┏━━

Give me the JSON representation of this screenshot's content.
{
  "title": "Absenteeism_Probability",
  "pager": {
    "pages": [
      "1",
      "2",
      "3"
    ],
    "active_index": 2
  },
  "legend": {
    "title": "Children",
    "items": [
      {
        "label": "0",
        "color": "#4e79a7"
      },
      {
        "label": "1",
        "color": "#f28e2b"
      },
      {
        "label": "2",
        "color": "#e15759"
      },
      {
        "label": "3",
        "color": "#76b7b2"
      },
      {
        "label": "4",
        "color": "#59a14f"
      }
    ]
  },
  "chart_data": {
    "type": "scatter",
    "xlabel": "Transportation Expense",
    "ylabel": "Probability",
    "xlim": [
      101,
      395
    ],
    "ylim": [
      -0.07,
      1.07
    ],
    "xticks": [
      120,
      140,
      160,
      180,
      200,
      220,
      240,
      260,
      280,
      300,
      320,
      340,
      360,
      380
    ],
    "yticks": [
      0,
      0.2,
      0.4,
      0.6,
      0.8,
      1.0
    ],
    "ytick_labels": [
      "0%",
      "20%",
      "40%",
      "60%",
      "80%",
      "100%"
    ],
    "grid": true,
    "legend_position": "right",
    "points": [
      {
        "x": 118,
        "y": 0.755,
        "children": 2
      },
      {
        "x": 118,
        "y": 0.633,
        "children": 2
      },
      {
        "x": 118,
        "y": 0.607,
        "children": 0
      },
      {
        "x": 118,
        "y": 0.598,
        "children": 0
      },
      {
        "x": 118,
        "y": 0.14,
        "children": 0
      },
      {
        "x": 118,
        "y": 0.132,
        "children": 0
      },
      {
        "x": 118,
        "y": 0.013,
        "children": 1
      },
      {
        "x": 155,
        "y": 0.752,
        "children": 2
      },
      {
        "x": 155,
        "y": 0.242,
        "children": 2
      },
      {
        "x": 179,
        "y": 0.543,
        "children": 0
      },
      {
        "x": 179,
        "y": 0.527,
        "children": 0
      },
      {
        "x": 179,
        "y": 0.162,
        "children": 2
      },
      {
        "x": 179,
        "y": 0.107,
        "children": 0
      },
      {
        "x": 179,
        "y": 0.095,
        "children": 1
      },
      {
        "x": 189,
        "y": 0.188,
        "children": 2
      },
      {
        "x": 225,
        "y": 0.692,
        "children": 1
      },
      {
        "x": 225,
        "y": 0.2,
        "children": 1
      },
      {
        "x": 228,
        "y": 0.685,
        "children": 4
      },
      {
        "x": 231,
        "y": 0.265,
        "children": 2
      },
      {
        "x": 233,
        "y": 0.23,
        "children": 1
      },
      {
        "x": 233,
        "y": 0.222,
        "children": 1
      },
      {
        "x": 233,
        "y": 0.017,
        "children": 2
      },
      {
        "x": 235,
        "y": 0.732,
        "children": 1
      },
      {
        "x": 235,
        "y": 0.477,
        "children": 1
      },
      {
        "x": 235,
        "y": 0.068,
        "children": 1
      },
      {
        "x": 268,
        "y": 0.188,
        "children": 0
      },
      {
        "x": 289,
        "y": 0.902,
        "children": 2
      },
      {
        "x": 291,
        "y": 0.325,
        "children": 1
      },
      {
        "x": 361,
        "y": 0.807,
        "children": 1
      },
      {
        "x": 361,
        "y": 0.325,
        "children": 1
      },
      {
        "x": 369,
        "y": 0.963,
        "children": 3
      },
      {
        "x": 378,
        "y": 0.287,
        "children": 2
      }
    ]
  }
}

┗━━

*Exercise details*
Write out the records shown above, exactly as they appear.

*Written solution*
Give me the JSON representation of this screenshot's content.
{
  "title": "Absenteeism_Probability",
  "pager": {
    "pages": [
      "1",
      "2",
      "3"
    ],
    "active_index": 2
  },
  "legend": {
    "title": "Children",
    "items": [
      {
        "label": "0",
        "color": "#4e79a7"
      },
      {
        "label": "1",
        "color": "#f28e2b"
      },
      {
        "label": "2",
        "color": "#e15759"
      },
      {
        "label": "3",
        "color": "#76b7b2"
      },
      {
        "label": "4",
        "color": "#59a14f"
      }
    ]
  },
  "chart_data": {
    "type": "scatter",
    "xlabel": "Transportation Expense",
    "ylabel": "Probability",
    "xlim": [
      101,
      395
    ],
    "ylim": [
      -0.07,
      1.07
    ],
    "xticks": [
      120,
      140,
      160,
      180,
      200,
      220,
      240,
      260,
      280,
      300,
      320,
      340,
      360,
      380
    ],
    "yticks": [
      0,
      0.2,
      0.4,
      0.6,
      0.8,
      1.0
    ],
    "ytick_labels": [
      "0%",
      "20%",
      "40%",
      "60%",
      "80%",
      "100%"
    ],
    "grid": true,
    "legend_position": "right",
    "points": [
      {
        "x": 118,
        "y": 0.755,
        "children": 2
      },
      {
        "x": 118,
        "y": 0.633,
        "children": 2
      },
      {
        "x": 118,
        "y": 0.607,
        "children": 0
      },
      {
        "x": 118,
        "y": 0.598,
        "children": 0
      },
      {
        "x": 118,
        "y": 0.14,
        "children": 0
      },
      {
        "x": 118,
        "y": 0.132,
        "children": 0
      },
      {
        "x": 118,
        "y": 0.013,
        "children": 1
      },
      {
        "x": 155,
        "y": 0.752,
        "children": 2
      },
      {
        "x": 155,
        "y": 0.242,
        "children": 2
      },
      {
        "x": 179,
        "y": 0.543,
        "children": 0
      },
      {
        "x": 179,
        "y": 0.527,
        "children": 0
      },
      {
        "x": 179,
        "y": 0.162,
        "children": 2
      },
      {
        "x": 179,
        "y": 0.107,
        "children": 0
      },
      {
        "x": 179,
        "y": 0.095,
        "children": 1
      },
      {
        "x": 189,
        "y": 0.188,
        "children": 2
      },
      {
        "x": 225,
        "y": 0.692,
        "children": 1
      },
      {
        "x": 225,
        "y": 0.2,
        "children": 1
      },
      {
        "x": 228,
        "y": 0.685,
        "children": 4
      },
      {
        "x": 231,
        "y": 0.265,
        "children": 2
      },
      {
        "x": 233,
        "y": 0.23,
        "children": 1
      },
      {
        "x": 233,
        "y": 0.222,
        "children": 1
      },
      {
        "x": 233,
        "y": 0.017,
        "children": 2
      },
      {
        "x": 235,
        "y": 0.732,
        "children": 1
      },
      {
        "x": 235,
        "y": 0.477,
        "children": 1
      },
      {
        "x": 235,
        "y": 0.068,
        "children": 1
      },
      {
        "x": 268,
        "y": 0.188,
        "children": 0
      },
      {
        "x": 289,
        "y": 0.902,
        "children": 2
      },
      {
        "x": 291,
        "y": 0.325,
        "children": 1
      },
      {
        "x": 361,
        "y": 0.807,
        "children": 1
      },
      {
        "x": 361,
        "y": 0.325,
        "children": 1
      },
      {
        "x": 369,
        "y": 0.963,
        "children": 3
      },
      {
        "x": 378,
        "y": 0.287,
        "children": 2
      }
    ]
  }
}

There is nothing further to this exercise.